■ **Task requirements**
In the data below, locate each line with the word "NASA" and list it.

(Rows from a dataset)
- - -
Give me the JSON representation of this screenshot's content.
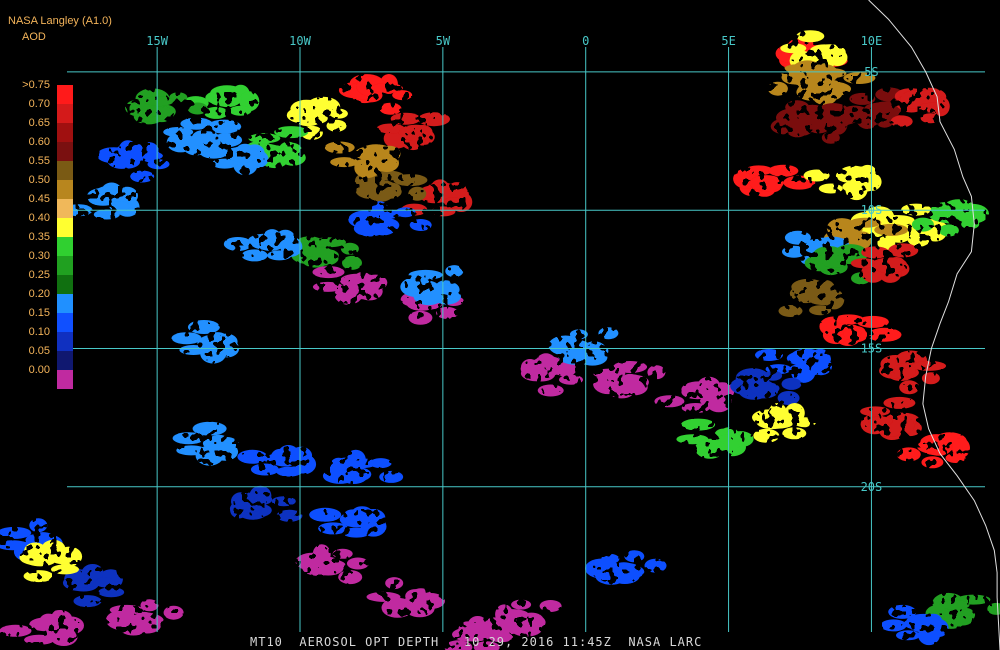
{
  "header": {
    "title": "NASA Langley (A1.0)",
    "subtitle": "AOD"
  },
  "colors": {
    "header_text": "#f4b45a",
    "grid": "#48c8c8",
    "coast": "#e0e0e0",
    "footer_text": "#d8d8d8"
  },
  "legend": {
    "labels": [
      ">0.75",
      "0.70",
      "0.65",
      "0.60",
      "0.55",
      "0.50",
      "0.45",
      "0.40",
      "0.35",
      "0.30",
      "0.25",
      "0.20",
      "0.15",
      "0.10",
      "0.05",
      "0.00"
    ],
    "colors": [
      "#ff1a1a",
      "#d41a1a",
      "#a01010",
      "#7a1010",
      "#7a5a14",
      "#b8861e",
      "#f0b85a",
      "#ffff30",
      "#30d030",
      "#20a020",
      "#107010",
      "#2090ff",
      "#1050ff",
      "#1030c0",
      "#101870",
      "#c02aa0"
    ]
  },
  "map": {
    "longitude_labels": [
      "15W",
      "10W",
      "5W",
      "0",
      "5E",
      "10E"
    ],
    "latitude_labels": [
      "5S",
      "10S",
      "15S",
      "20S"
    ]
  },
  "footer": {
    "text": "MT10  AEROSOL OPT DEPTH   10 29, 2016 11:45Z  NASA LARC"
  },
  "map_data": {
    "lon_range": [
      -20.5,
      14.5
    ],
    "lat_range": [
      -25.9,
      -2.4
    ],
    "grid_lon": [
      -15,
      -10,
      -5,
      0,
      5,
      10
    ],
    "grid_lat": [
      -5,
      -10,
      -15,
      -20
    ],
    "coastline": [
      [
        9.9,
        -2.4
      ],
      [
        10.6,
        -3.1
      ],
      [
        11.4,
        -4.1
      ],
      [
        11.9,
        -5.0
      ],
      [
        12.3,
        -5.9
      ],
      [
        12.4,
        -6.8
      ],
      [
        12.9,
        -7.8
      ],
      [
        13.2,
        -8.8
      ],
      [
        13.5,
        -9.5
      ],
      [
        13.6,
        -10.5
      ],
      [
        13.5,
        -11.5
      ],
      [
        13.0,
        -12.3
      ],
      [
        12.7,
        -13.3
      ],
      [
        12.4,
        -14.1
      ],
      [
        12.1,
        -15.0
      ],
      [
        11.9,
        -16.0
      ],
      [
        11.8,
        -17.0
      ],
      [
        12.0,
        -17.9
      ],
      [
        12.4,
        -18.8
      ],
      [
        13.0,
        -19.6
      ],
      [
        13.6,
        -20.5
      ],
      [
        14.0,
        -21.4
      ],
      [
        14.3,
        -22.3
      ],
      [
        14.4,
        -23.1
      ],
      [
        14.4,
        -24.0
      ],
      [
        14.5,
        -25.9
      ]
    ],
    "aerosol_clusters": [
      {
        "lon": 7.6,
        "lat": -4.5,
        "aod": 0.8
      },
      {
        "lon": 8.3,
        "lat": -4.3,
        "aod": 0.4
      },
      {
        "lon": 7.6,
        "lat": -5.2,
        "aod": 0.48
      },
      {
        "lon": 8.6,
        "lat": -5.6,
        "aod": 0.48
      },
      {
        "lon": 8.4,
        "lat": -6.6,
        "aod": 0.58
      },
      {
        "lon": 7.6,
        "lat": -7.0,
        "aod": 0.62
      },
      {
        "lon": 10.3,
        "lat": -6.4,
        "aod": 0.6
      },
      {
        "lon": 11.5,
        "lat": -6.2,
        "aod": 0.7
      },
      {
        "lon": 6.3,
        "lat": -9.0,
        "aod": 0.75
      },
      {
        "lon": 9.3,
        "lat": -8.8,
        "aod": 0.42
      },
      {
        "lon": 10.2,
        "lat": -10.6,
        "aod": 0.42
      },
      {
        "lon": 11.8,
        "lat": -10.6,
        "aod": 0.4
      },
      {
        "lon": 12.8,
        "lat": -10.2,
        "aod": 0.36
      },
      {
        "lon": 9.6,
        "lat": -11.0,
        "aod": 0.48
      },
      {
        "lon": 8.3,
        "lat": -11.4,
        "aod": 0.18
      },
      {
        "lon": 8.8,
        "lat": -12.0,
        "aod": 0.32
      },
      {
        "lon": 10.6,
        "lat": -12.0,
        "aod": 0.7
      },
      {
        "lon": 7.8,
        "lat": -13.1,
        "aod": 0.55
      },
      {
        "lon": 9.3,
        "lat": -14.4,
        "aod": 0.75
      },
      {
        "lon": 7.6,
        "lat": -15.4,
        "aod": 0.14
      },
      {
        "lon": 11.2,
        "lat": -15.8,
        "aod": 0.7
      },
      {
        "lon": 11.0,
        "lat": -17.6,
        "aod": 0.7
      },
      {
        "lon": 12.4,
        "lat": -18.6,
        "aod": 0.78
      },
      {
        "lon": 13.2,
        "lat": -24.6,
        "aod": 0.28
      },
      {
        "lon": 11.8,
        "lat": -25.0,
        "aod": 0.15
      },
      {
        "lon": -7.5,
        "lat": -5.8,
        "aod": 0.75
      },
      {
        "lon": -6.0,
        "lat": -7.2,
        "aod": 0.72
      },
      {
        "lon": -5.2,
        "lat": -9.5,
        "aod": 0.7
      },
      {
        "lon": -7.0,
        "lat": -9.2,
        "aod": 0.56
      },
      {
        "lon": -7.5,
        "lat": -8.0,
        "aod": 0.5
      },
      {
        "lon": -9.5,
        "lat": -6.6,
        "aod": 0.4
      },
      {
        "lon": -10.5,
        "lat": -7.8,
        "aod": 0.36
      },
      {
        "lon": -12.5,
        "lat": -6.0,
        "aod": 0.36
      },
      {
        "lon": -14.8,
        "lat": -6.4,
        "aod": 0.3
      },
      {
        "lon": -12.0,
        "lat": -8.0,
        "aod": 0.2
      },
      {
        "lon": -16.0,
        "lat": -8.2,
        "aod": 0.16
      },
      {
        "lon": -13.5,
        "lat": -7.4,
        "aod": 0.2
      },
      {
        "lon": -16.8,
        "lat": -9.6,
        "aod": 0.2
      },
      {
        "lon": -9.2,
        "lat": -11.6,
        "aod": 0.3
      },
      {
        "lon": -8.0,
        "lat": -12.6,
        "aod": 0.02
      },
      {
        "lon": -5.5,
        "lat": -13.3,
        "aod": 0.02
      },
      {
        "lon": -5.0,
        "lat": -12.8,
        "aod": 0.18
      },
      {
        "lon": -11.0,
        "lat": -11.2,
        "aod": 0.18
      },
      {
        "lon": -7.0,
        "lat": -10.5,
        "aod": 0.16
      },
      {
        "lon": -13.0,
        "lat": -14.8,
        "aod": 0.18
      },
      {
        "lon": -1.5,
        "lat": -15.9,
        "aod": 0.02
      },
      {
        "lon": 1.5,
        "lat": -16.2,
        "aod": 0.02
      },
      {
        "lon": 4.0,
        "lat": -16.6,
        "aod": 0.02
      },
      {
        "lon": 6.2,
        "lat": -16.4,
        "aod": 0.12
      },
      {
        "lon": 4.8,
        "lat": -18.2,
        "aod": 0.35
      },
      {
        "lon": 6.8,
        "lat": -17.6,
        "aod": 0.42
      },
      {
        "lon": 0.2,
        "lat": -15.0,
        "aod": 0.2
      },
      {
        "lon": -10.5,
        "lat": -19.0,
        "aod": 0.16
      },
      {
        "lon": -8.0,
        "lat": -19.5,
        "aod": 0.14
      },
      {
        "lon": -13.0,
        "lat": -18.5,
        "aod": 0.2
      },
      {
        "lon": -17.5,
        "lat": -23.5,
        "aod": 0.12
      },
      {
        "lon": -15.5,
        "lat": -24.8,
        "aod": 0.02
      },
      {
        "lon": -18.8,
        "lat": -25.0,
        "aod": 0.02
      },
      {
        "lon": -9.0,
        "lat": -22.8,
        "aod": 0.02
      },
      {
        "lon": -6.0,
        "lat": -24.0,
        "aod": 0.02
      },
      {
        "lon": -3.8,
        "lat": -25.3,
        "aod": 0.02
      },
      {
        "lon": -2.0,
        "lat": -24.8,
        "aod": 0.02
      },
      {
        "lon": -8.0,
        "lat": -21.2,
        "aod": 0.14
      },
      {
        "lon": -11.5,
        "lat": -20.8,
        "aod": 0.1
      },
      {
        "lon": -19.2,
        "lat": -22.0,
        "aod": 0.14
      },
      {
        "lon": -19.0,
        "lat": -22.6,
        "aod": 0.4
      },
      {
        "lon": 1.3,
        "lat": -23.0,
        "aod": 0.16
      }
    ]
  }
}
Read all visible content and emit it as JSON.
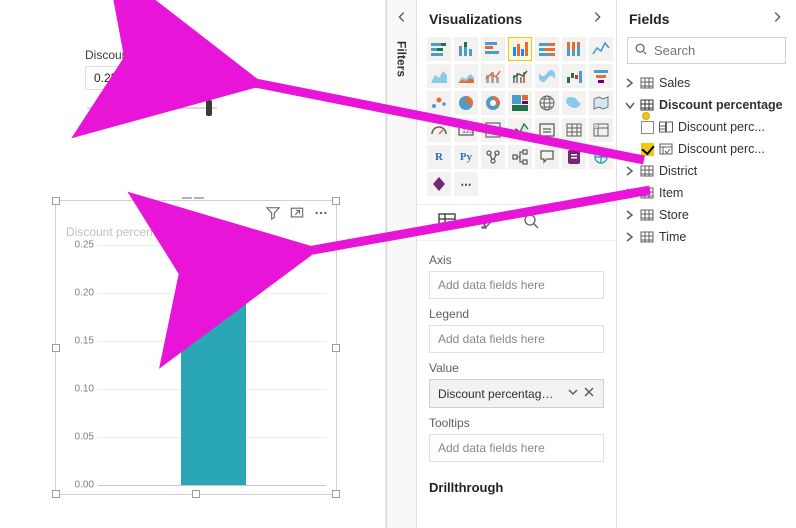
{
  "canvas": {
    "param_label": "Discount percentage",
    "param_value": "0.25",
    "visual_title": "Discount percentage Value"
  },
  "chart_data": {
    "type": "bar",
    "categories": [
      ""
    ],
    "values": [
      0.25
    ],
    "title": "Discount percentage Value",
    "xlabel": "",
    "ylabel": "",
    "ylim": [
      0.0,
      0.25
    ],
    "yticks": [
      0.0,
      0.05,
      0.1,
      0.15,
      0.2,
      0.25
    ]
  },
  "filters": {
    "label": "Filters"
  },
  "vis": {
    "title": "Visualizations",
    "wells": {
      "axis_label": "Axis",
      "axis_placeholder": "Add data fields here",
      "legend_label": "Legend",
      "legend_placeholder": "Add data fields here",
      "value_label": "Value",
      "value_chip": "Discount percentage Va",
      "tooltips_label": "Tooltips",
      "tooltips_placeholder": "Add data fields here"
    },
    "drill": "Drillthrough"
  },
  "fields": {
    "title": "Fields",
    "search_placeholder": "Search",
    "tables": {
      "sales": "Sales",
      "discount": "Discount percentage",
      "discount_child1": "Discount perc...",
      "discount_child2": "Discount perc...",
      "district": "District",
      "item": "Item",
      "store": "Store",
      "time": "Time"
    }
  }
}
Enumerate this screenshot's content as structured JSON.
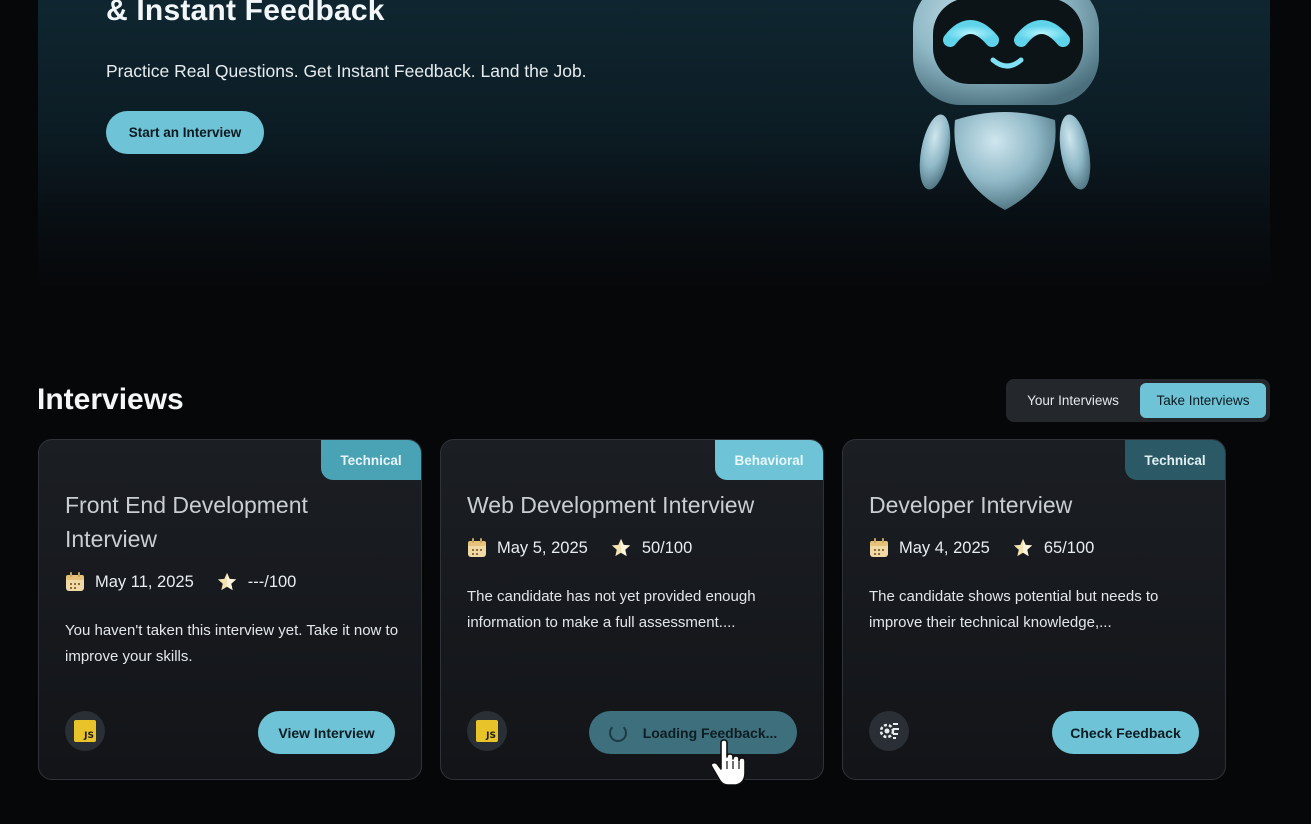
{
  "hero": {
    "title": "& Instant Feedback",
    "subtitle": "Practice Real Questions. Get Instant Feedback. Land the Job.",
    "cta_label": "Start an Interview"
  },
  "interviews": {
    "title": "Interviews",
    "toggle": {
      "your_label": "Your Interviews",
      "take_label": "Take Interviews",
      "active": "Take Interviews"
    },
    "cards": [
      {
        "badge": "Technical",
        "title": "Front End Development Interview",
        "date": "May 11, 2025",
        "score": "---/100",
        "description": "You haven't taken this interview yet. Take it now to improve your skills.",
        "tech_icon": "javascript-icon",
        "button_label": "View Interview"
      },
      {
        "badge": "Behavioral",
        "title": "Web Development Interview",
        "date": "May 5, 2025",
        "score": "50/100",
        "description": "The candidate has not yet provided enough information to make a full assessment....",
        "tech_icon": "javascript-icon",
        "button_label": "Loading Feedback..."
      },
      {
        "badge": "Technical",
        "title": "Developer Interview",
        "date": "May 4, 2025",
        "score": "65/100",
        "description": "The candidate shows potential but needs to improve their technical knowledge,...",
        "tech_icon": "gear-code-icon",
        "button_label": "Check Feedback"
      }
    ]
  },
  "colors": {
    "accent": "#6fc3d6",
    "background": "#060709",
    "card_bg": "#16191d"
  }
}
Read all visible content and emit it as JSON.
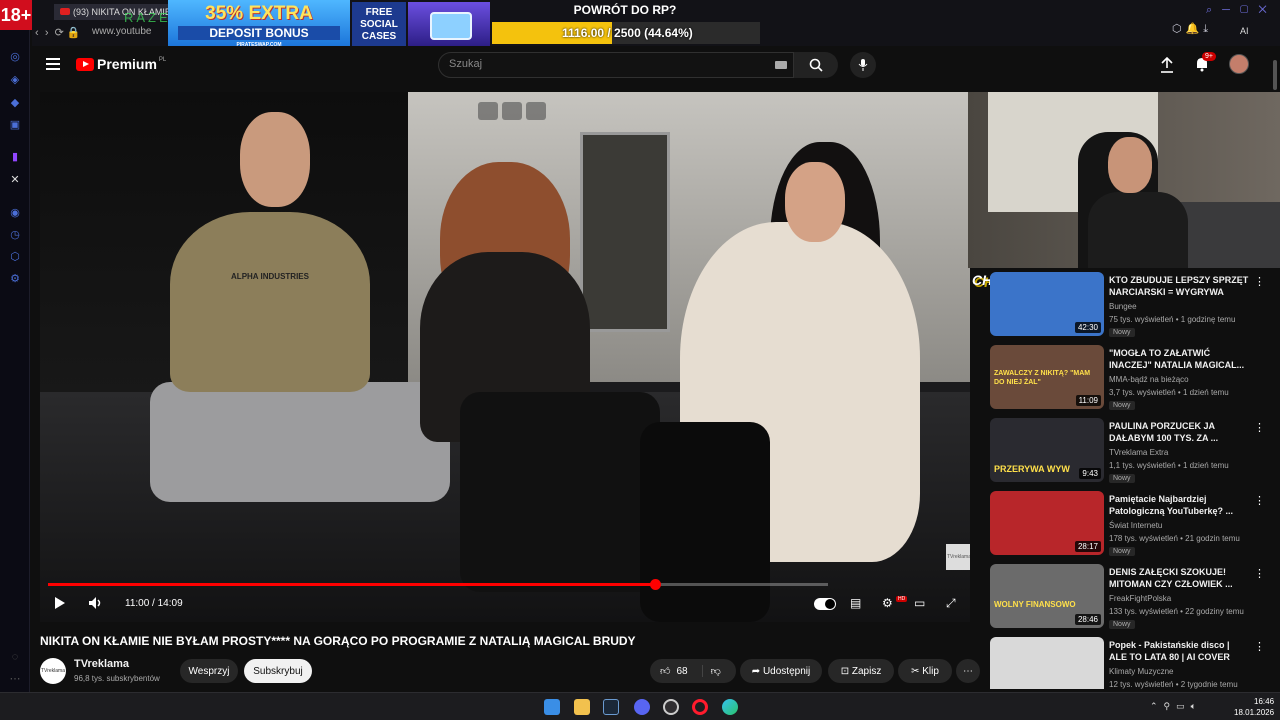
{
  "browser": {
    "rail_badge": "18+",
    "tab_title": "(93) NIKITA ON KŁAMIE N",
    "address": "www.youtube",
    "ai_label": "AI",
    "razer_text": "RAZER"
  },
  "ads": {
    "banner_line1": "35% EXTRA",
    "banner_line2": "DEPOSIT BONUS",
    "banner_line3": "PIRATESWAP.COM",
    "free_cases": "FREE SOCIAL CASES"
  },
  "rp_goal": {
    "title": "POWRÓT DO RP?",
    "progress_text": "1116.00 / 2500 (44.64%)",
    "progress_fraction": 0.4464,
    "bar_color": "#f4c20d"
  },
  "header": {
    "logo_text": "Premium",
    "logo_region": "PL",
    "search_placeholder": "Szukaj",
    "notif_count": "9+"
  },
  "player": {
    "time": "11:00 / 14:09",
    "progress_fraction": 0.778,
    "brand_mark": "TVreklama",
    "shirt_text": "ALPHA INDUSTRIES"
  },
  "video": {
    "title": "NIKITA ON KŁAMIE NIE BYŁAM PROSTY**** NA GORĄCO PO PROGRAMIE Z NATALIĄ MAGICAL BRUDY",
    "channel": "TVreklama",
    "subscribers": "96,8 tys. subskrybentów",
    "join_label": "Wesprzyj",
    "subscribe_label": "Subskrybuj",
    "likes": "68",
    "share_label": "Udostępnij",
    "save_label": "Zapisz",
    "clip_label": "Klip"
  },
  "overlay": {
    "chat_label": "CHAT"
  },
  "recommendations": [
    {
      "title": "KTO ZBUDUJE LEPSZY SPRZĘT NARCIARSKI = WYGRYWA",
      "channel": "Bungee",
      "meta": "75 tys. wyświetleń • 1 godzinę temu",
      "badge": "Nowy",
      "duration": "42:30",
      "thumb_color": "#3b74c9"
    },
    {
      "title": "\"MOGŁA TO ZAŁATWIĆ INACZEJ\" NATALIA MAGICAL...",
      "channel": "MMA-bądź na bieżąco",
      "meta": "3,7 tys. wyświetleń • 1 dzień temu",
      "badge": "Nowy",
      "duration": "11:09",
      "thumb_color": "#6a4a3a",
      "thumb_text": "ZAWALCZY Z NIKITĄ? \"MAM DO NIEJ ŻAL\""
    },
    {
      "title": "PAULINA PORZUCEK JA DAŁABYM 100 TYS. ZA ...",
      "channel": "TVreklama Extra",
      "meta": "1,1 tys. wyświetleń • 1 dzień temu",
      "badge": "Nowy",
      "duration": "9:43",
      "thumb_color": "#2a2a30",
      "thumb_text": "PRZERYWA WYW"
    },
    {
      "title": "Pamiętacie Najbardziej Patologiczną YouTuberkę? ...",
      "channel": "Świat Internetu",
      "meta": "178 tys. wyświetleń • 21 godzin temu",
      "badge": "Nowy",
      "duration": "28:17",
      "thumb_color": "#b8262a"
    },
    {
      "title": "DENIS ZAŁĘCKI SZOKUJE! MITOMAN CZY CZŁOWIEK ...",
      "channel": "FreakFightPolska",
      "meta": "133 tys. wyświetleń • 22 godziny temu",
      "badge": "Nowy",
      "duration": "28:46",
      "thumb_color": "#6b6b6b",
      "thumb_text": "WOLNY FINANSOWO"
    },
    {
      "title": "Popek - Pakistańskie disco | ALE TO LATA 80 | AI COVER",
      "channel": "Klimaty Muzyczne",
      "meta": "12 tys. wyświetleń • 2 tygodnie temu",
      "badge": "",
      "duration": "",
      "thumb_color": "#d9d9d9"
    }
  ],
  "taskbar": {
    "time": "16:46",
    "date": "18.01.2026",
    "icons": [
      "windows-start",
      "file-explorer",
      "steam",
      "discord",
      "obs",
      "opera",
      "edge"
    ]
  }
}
- - -
■ **Solved problem**
    "title": "NASA Langley (A1.0)",
    "text": "MT10  AEROSOL OPT DEPTH   10 29, 2016 11:45Z  NASA LARC"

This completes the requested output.